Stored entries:

--------------------

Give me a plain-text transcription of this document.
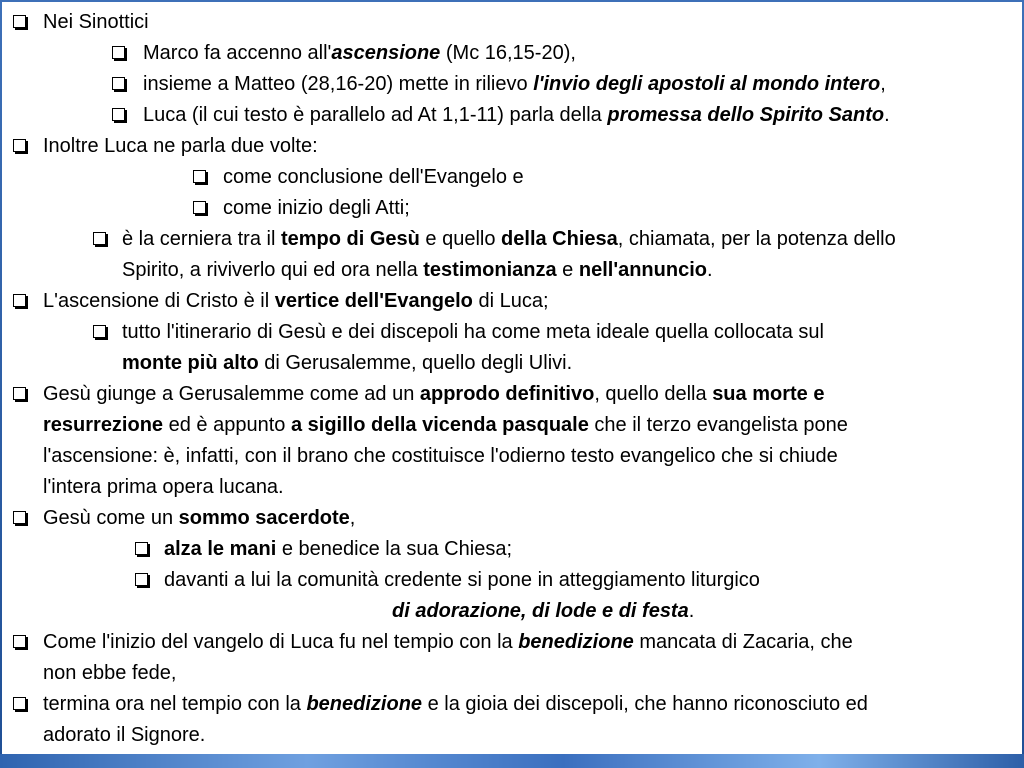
Nei Sinottici
Marco fa accenno all'ascensione (Mc 16,15-20),
insieme a Matteo (28,16-20) mette in rilievo l'invio degli apostoli al mondo intero,
Luca (il cui testo è parallelo ad At 1,1-11) parla della promessa dello Spirito Santo.
Inoltre Luca ne parla due volte:
come conclusione dell'Evangelo e
come inizio degli Atti;
è la cerniera tra il tempo di Gesù e quello della Chiesa, chiamata, per la potenza dello
Spirito, a riviverlo qui ed ora nella testimonianza e nell'annuncio.
L'ascensione di Cristo è il vertice dell'Evangelo di Luca;
tutto l'itinerario di Gesù e dei discepoli ha come meta ideale quella collocata sul
monte più alto di Gerusalemme, quello degli Ulivi.
Gesù giunge a Gerusalemme come ad un approdo definitivo, quello della sua morte e
resurrezione ed è appunto a sigillo della vicenda pasquale che il terzo evangelista pone
l'ascensione: è, infatti, con il brano che costituisce l'odierno testo evangelico che si chiude
l'intera prima opera lucana.
Gesù come un sommo sacerdote,
alza le mani e benedice la sua Chiesa;
davanti a lui la comunità credente si pone in atteggiamento liturgico
di adorazione, di lode e di festa.
Come l'inizio del vangelo di Luca fu nel tempio con la benedizione mancata di Zacaria, che
non ebbe fede,
termina ora nel tempio con la benedizione e la gioia dei discepoli, che hanno riconosciuto ed
adorato il Signore.
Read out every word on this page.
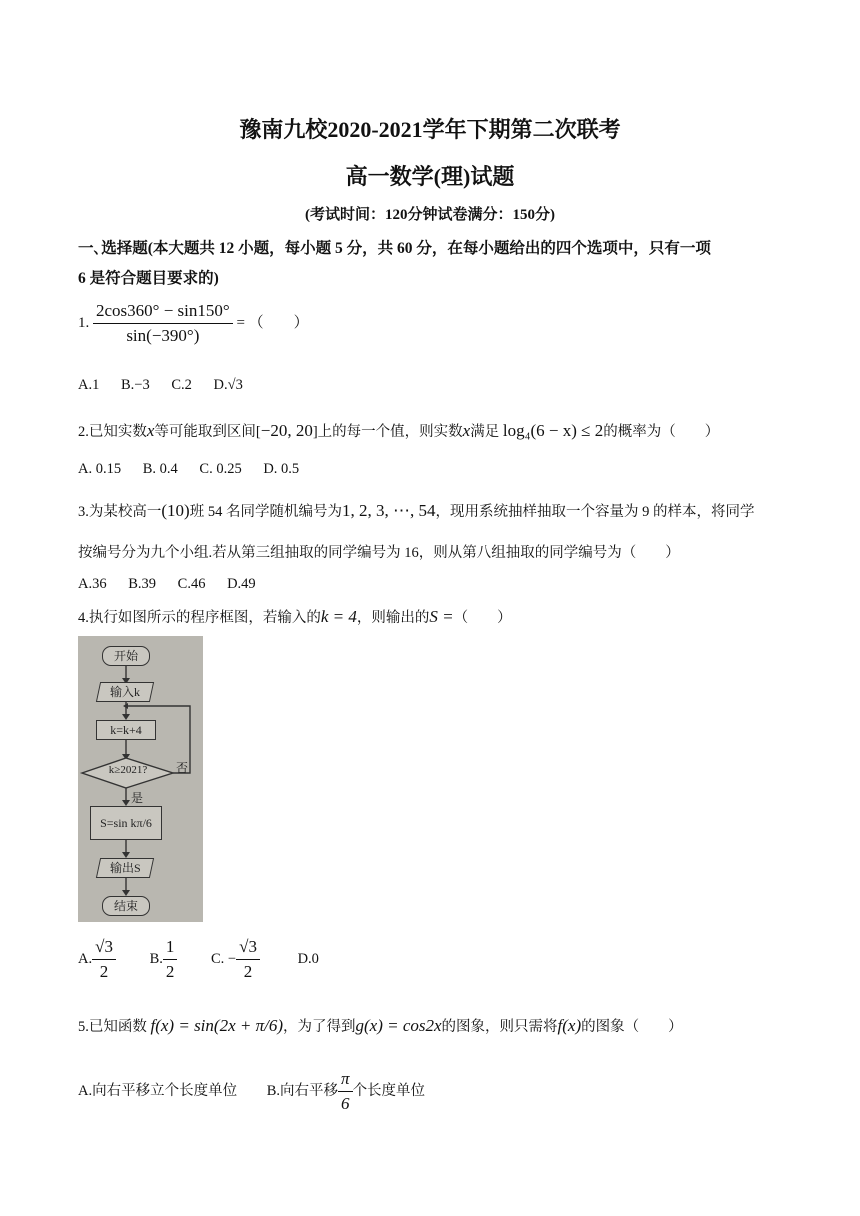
豫南九校2020-2021学年下期第二次联考
高一数学(理)试题
(考试时间：120分钟试卷满分：150分)
一､选择题(本大题共 12 小题，每小题 5 分，共 60 分，在每小题给出的四个选项中，只有一项
6 是符合题目要求的)
1. $\frac{2\cos 360^\circ - \sin 150^\circ}{\sin(-390^\circ)}$ = （　　）
A.1 B.−3 C.2 D.√3
2.已知实数x等可能取到区间[−20, 20]上的每一个值，则实数x满足 log₄(6 − x) ≤ 2的概率为（　　）
A. 0.15 B. 0.4 C. 0.25 D. 0.5
3.为某校高一(10)班 54 名同学随机编号为1, 2, 3, ⋯, 54，现用系统抽样抽取一个容量为 9 的样本，将同学
按编号分为九个小组.若从第三组抽取的同学编号为 16，则从第八组抽取的同学编号为（　　）
A.36 B.39 C.46 D.49
4.执行如图所示的程序框图，若输入的k = 4，则输出的S =（　　）
开始
输入k
k=k+4
k≥2021?	否
是
S=sin kπ/6
输出S
结束
A. $\frac{√3}{2} B$. $\frac{1}{2} C$. − $\frac{√3}{2}$	D.0
5.已知函数 f(x) = sin(2x + π/6)，为了得到g(x) = cos2x的图象，则只需将f(x)的图象（　　）
A.向右平移立个长度单位 B.向右平移 $\frac{\pi}{6}$ 个长度单位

--------------------

_Problem:_
Make a verbatim copy of all the entries and strip out the pictures.

_Complete output:_
Give me a plain-text transcription of this document.
Nei Sinottici
Marco fa accenno all'ascensione (Mc 16,15-20),
insieme a Matteo (28,16-20) mette in rilievo l'invio degli apostoli al mondo intero,
Luca (il cui testo è parallelo ad At 1,1-11) parla della promessa dello Spirito Santo.
Inoltre Luca ne parla due volte:
come conclusione dell'Evangelo e
come inizio degli Atti;
è la cerniera tra il tempo di Gesù e quello della Chiesa, chiamata, per la potenza dello
Spirito, a riviverlo qui ed ora nella testimonianza e nell'annuncio.
L'ascensione di Cristo è il vertice dell'Evangelo di Luca;
tutto l'itinerario di Gesù e dei discepoli ha come meta ideale quella collocata sul
monte più alto di Gerusalemme, quello degli Ulivi.
Gesù giunge a Gerusalemme come ad un approdo definitivo, quello della sua morte e
resurrezione ed è appunto a sigillo della vicenda pasquale che il terzo evangelista pone
l'ascensione: è, infatti, con il brano che costituisce l'odierno testo evangelico che si chiude
l'intera prima opera lucana.
Gesù come un sommo sacerdote,
alza le mani e benedice la sua Chiesa;
davanti a lui la comunità credente si pone in atteggiamento liturgico
di adorazione, di lode e di festa.
Come l'inizio del vangelo di Luca fu nel tempio con la benedizione mancata di Zacaria, che
non ebbe fede,
termina ora nel tempio con la benedizione e la gioia dei discepoli, che hanno riconosciuto ed
adorato il Signore.
Read out every word on this page.
豫南九校2020-2021学年下期第二次联考
高一数学(理)试题
(考试时间：120分钟试卷满分：150分)
一､选择题(本大题共 12 小题，每小题 5 分，共 60 分，在每小题给出的四个选项中，只有一项
6 是符合题目要求的)
1. $\frac{2\cos 360^\circ - \sin 150^\circ}{\sin(-390^\circ)}$ = （　　）
A.1 B.−3 C.2 D.√3
2.已知实数x等可能取到区间[−20, 20]上的每一个值，则实数x满足 log₄(6 − x) ≤ 2的概率为（　　）
A. 0.15 B. 0.4 C. 0.25 D. 0.5
3.为某校高一(10)班 54 名同学随机编号为1, 2, 3, ⋯, 54，现用系统抽样抽取一个容量为 9 的样本，将同学
按编号分为九个小组.若从第三组抽取的同学编号为 16，则从第八组抽取的同学编号为（　　）
A.36 B.39 C.46 D.49
4.执行如图所示的程序框图，若输入的k = 4，则输出的S =（　　）
开始
输入k
k=k+4
k≥2021?	否
是
S=sin kπ/6
输出S
结束
A. $\frac{√3}{2} B$. $\frac{1}{2} C$. − $\frac{√3}{2}$	D.0
5.已知函数 f(x) = sin(2x + π/6)，为了得到g(x) = cos2x的图象，则只需将f(x)的图象（　　）
A.向右平移立个长度单位 B.向右平移 $\frac{\pi}{6}$ 个长度单位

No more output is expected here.